Find every line of the listing below where "title" appears, and copy it.

(Records from a collection)
◆ ◆ ◆ ◆ ◆
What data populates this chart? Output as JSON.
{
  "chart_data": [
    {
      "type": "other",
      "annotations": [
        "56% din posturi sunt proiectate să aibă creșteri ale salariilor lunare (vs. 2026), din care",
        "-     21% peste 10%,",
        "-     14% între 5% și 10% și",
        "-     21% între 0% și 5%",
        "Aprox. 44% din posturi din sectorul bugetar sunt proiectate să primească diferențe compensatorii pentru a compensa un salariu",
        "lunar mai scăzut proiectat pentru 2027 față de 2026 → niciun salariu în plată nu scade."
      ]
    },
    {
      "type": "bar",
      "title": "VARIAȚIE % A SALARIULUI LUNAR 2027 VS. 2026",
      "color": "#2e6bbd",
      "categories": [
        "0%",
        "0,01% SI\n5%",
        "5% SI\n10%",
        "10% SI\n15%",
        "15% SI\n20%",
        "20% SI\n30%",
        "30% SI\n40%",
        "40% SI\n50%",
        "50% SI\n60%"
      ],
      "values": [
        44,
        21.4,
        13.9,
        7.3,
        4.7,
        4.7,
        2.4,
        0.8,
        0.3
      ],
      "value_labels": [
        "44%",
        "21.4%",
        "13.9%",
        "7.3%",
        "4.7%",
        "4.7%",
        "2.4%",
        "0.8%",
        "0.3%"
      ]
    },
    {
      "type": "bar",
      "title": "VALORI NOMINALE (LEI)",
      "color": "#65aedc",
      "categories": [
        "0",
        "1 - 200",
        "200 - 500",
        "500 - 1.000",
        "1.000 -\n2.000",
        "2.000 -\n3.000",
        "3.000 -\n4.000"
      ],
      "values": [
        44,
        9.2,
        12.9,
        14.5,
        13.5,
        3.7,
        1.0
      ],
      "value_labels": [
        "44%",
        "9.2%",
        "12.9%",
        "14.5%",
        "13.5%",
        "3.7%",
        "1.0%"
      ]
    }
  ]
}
◆ ◆ ◆ ◆ ◆
### Response below
      "title": "VARIAȚIE % A SALARIULUI LUNAR 2027 VS. 2026",
      "title": "VALORI NOMINALE (LEI)",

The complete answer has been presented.